_Your instructions_. Each line of the data that includes the string "диаметром" is to be copied out.

_Record set_.
------------
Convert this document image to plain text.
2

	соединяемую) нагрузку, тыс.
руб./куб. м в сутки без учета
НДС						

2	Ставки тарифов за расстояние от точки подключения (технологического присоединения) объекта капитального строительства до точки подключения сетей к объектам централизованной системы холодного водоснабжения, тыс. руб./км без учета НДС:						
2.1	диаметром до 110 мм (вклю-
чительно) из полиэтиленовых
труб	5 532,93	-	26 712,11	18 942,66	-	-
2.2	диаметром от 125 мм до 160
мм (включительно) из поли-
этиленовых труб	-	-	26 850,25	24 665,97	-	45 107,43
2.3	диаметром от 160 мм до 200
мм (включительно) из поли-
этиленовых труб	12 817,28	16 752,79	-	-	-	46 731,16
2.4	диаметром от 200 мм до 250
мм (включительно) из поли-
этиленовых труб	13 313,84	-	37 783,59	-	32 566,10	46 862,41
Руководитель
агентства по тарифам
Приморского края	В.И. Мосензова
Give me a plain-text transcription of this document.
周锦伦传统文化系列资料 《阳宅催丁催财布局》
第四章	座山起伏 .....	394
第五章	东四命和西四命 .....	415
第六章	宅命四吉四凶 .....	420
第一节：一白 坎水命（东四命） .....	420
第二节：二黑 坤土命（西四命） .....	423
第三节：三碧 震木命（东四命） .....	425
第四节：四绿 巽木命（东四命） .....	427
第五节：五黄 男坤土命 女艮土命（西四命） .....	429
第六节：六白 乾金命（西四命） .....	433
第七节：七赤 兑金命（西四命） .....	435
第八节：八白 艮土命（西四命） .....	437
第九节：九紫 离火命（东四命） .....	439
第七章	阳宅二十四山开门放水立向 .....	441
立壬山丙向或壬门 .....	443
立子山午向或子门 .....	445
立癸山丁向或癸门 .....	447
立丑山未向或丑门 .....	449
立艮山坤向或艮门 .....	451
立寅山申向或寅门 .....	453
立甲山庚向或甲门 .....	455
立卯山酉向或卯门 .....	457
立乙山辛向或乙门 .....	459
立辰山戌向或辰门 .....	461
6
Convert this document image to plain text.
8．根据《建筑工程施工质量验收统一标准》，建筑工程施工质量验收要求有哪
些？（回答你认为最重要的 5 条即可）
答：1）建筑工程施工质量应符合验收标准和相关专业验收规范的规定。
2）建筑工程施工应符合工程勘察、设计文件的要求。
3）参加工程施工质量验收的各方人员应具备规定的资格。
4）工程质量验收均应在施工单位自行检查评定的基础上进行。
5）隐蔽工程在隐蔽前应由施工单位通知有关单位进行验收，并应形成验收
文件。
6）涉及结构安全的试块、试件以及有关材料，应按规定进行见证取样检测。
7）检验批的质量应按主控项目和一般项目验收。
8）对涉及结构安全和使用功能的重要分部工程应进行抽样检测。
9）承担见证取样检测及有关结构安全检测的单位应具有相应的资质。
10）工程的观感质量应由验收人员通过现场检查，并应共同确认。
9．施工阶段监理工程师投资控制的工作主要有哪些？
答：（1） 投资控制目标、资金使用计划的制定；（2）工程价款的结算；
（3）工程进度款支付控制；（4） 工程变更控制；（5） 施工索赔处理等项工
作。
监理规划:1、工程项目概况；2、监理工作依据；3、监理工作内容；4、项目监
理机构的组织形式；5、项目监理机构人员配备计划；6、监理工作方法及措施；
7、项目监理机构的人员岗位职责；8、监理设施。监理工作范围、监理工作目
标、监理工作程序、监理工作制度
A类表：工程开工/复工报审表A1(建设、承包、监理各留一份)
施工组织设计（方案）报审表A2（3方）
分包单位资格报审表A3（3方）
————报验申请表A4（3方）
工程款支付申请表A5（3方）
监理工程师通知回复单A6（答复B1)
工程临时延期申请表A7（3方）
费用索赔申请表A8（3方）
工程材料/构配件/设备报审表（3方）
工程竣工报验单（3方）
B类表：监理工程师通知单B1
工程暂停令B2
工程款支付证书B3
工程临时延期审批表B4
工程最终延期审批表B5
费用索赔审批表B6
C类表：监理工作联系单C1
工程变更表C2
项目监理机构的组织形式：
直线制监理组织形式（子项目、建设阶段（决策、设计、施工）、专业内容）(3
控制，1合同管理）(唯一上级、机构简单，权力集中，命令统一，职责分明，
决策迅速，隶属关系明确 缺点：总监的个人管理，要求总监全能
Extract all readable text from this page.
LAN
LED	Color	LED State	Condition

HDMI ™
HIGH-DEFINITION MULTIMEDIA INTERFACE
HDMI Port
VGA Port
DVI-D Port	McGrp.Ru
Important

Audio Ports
------------
_Solution below_.
2.1	диаметром до 110 мм (вклю-
2.2	диаметром от 125 мм до 160
2.3	диаметром от 160 мм до 200
2.4	диаметром от 200 мм до 250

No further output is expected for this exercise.